### TASK REQUIREMENTS:
Using the material below, work out how many lines contain the word "true". Reply with the number and nothing more.

----- STORED RECORDS -----

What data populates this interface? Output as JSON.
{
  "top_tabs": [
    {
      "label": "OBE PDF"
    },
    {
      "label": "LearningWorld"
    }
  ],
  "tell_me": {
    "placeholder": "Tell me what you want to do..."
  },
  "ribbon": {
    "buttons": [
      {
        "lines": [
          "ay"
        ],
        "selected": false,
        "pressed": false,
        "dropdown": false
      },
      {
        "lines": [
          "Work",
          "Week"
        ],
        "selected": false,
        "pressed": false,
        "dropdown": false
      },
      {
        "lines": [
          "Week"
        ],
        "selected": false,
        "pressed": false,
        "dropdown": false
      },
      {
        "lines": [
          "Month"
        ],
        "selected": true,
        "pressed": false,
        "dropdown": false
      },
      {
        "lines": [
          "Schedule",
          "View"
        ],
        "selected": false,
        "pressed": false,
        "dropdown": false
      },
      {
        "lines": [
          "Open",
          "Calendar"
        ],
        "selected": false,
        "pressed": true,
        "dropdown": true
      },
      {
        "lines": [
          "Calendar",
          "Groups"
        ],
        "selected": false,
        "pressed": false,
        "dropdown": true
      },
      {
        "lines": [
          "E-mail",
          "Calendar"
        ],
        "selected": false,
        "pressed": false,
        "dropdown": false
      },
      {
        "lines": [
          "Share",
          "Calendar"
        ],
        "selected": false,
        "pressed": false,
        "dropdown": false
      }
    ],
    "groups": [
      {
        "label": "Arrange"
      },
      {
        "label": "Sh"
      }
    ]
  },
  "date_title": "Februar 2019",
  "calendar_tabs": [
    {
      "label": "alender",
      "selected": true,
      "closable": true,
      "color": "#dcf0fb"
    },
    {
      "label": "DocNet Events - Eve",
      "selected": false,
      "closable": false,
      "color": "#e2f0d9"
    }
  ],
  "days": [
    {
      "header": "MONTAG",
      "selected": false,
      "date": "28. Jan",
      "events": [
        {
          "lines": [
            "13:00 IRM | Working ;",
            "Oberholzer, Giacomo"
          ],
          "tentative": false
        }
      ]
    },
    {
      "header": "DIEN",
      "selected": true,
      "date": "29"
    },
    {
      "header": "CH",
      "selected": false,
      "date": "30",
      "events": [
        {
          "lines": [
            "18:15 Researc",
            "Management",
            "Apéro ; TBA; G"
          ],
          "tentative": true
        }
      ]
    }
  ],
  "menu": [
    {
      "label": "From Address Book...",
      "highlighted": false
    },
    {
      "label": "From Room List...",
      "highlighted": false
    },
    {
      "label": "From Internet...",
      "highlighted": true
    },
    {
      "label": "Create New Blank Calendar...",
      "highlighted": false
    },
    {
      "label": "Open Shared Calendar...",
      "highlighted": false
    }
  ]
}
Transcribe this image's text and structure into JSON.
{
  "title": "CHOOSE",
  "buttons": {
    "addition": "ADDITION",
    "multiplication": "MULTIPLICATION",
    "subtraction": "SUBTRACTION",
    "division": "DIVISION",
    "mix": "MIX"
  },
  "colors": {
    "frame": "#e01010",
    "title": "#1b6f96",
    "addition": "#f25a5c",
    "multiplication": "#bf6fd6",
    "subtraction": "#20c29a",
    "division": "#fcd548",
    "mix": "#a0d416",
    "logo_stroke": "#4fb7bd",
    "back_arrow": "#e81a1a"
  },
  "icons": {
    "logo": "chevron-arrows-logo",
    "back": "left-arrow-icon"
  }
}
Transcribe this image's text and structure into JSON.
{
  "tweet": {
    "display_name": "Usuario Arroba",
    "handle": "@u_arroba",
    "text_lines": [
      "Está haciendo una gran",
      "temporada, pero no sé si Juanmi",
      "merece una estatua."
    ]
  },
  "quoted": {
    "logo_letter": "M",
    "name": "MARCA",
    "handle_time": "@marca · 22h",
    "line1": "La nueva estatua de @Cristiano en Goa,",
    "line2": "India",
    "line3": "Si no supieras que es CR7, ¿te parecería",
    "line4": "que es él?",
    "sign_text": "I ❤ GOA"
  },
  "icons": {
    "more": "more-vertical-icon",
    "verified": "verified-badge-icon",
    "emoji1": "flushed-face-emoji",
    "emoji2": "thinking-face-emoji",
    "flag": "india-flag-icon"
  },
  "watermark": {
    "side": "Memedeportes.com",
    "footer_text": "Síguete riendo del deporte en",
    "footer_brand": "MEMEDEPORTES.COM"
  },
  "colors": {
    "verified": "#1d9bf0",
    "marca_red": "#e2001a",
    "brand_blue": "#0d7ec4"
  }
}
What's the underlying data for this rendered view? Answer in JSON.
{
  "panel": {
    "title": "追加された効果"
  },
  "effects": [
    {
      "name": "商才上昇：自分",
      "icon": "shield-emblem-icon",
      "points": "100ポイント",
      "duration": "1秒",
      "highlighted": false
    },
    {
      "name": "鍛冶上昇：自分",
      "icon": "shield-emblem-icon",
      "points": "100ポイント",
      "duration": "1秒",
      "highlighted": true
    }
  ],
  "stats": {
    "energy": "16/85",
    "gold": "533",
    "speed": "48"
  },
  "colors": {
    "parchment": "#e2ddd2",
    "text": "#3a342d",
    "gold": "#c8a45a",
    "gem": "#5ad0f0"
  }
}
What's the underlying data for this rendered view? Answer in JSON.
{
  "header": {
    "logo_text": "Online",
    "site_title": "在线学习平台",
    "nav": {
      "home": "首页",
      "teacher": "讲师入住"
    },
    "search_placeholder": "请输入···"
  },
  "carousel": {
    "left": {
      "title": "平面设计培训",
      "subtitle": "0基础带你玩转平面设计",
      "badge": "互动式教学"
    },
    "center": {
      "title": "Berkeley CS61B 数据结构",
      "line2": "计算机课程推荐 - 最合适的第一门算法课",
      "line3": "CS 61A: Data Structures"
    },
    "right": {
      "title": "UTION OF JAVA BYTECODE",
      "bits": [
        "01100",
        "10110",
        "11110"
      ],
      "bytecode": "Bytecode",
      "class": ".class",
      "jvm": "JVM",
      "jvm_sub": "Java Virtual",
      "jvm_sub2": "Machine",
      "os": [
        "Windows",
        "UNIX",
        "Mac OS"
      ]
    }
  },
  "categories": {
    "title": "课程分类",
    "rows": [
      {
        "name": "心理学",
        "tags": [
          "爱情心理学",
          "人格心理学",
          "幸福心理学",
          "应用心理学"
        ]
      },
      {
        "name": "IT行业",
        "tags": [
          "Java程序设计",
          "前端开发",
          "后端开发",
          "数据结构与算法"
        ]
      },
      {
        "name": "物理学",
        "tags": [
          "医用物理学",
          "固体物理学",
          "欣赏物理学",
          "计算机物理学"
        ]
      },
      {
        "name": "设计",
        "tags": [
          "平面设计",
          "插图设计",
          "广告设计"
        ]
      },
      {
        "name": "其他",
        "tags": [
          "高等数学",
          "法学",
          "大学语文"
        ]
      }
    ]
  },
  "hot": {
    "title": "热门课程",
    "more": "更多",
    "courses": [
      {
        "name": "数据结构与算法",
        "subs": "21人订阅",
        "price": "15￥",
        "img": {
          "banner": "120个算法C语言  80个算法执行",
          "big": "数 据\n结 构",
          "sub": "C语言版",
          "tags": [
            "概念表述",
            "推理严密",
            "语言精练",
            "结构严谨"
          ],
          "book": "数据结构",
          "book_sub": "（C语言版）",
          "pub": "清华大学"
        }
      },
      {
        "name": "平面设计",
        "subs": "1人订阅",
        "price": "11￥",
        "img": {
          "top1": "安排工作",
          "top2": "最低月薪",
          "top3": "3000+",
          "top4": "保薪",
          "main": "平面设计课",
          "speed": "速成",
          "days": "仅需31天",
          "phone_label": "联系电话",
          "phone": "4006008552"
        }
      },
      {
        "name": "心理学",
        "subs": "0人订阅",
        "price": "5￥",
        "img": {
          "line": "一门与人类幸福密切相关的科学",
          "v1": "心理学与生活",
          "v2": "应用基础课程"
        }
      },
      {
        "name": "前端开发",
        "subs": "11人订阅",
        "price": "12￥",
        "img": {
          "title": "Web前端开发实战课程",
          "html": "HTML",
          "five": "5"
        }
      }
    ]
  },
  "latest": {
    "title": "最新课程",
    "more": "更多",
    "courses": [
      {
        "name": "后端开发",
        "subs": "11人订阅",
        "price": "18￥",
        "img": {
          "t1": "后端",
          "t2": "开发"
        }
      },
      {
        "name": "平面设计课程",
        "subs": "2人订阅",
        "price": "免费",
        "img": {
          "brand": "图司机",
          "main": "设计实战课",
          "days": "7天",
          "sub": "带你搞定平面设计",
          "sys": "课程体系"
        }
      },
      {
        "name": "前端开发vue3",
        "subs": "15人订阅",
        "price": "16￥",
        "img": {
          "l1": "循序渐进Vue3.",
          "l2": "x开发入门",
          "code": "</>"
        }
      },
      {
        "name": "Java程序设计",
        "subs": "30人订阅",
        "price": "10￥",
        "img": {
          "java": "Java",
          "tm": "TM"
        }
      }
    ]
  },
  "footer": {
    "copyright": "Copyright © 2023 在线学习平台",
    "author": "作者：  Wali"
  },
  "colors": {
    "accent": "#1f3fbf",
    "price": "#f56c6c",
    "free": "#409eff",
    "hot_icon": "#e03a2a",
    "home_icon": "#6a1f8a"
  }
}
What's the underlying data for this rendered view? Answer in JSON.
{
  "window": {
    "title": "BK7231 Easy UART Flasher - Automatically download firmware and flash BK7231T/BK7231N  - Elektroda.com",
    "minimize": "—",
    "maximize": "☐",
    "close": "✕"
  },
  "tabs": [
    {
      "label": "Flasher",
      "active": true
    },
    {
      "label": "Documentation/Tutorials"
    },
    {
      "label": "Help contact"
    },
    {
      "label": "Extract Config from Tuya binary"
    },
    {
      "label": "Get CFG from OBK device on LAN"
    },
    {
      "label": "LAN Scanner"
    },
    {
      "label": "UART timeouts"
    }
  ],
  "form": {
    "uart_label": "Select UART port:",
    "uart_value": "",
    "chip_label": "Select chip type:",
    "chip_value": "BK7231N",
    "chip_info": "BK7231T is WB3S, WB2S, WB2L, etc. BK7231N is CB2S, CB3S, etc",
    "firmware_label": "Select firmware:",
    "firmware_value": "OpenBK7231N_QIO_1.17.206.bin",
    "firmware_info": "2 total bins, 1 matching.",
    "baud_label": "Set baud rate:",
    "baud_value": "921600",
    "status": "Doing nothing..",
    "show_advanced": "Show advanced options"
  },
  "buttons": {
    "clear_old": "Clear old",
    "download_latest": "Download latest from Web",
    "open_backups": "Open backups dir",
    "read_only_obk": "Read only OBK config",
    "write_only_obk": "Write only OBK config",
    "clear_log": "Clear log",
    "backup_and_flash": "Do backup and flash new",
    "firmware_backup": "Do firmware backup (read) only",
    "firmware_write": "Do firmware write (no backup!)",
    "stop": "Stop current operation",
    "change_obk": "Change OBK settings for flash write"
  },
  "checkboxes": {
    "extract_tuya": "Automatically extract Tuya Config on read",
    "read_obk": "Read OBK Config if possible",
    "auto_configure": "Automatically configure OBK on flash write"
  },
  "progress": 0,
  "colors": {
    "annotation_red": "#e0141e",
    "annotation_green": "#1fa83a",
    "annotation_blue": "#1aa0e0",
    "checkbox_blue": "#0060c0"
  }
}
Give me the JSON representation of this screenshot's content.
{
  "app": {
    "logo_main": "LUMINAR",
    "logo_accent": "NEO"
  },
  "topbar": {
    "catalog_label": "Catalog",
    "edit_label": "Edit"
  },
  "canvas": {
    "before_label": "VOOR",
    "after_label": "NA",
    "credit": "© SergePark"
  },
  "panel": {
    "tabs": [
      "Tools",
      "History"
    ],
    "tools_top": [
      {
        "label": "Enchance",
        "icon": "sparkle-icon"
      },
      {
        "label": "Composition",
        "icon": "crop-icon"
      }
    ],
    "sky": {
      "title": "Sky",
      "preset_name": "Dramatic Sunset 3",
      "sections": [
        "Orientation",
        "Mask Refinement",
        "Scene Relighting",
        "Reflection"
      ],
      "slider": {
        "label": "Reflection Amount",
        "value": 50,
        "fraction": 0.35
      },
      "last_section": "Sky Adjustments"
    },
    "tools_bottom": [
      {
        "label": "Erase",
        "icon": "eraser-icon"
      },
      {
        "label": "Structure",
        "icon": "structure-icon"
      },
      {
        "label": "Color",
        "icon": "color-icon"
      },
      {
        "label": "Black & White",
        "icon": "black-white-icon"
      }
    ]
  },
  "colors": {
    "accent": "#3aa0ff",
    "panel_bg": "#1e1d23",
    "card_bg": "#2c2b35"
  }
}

-----

### CORRECT ANSWER:
11